(Data records)
┄┄┄┄┄┄┄┄┄┄┄┄┄┄┄┄┄┄┄┄
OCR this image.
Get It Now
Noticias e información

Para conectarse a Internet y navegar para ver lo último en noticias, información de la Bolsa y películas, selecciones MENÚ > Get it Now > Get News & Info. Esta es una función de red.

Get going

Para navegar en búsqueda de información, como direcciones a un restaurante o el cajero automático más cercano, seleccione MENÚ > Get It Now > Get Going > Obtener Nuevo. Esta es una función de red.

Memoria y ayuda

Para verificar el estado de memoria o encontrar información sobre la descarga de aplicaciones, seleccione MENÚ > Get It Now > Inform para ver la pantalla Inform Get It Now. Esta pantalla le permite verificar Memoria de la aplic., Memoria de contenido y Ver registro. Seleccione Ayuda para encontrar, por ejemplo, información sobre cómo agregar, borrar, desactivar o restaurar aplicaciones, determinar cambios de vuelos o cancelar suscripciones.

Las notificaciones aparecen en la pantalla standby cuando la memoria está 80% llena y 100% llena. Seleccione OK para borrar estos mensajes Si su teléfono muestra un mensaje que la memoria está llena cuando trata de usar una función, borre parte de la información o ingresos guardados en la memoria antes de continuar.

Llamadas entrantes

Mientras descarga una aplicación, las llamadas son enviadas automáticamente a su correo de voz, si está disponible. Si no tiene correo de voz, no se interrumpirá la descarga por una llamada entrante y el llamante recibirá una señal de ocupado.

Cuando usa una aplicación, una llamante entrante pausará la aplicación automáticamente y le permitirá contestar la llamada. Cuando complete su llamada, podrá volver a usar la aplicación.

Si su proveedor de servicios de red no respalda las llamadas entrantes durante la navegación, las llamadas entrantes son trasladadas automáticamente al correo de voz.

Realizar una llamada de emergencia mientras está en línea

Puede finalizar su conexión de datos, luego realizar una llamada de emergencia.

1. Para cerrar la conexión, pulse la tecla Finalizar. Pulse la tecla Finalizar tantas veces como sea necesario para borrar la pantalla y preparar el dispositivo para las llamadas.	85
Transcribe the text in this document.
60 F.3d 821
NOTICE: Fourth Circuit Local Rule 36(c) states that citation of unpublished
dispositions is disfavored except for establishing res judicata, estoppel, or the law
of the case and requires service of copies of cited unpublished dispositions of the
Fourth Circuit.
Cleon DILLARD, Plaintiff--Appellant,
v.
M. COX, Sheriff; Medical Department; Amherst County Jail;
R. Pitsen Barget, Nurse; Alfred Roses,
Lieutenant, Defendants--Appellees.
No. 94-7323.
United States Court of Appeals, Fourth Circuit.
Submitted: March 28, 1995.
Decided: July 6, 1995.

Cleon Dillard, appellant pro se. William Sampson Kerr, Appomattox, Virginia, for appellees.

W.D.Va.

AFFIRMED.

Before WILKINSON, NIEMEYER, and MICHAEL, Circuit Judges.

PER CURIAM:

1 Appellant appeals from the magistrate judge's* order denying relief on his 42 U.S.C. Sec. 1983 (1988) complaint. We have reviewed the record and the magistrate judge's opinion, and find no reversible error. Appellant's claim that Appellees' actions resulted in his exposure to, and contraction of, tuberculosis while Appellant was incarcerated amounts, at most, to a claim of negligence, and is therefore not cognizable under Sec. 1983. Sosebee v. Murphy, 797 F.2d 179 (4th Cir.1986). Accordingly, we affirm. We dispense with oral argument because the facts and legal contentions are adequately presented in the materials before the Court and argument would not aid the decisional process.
┄┄┄┄┄┄┄┄┄┄┄┄┄┄┄┄┄┄┄┄
Report each line in the data that holds the word "entrantes".

Llamadas entrantes
Si su proveedor de servicios de red no respalda las llamadas entrantes durante la navegación, las llamadas entrantes son trasladadas automáticamente al correo de voz.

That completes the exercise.